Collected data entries
[start]

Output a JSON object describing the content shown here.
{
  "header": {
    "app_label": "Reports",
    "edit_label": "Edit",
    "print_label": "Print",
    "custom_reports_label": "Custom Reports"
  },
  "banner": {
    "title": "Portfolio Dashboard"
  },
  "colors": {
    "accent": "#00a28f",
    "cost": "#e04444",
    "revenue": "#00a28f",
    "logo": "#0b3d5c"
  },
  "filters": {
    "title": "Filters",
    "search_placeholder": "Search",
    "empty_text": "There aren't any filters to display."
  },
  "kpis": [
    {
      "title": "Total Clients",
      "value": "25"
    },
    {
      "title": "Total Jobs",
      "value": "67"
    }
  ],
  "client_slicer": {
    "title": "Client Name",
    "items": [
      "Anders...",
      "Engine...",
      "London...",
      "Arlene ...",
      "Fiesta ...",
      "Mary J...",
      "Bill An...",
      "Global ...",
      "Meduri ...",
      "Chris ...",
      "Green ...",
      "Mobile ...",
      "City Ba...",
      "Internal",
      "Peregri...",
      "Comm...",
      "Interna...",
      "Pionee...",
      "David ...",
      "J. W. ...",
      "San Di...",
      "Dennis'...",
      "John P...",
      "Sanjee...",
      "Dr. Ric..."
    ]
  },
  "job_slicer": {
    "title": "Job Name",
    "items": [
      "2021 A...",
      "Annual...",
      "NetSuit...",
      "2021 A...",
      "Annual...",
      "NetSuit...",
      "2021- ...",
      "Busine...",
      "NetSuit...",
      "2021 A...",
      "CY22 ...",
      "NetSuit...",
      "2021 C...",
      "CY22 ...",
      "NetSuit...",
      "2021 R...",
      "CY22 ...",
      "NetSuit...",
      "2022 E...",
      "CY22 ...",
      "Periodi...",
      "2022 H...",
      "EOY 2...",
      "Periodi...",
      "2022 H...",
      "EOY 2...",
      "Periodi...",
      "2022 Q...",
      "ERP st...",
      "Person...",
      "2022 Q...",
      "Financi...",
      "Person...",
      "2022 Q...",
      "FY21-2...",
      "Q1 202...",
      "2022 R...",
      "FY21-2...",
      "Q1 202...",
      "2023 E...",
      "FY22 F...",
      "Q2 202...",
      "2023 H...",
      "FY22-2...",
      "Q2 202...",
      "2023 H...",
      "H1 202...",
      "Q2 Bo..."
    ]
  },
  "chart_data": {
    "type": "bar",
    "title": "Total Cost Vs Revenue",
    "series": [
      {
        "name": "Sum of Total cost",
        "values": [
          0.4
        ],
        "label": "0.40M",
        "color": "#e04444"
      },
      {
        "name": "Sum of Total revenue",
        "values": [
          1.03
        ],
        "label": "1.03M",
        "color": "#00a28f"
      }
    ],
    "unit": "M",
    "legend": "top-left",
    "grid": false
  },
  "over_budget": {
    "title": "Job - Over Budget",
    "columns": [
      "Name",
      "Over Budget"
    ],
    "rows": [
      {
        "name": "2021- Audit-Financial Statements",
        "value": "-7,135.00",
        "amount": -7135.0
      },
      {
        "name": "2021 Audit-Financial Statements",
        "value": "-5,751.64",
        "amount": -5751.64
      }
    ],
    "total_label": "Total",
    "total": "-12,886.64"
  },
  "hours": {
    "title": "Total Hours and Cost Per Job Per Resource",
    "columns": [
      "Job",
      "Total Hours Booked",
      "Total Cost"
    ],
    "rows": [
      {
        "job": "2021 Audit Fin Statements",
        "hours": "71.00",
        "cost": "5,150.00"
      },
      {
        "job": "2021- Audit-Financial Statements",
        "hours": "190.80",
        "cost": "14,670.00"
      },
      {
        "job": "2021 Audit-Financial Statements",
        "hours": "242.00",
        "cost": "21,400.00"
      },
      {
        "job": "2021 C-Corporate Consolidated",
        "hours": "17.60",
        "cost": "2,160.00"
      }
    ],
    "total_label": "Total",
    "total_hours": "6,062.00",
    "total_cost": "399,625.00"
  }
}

[end]

• **EXERCISE INSTRUCTIONS**
Write out every line from the entries where "Reports" appears.

• **SOLVED PROBLEM**
    "app_label": "Reports",
    "custom_reports_label": "Custom Reports"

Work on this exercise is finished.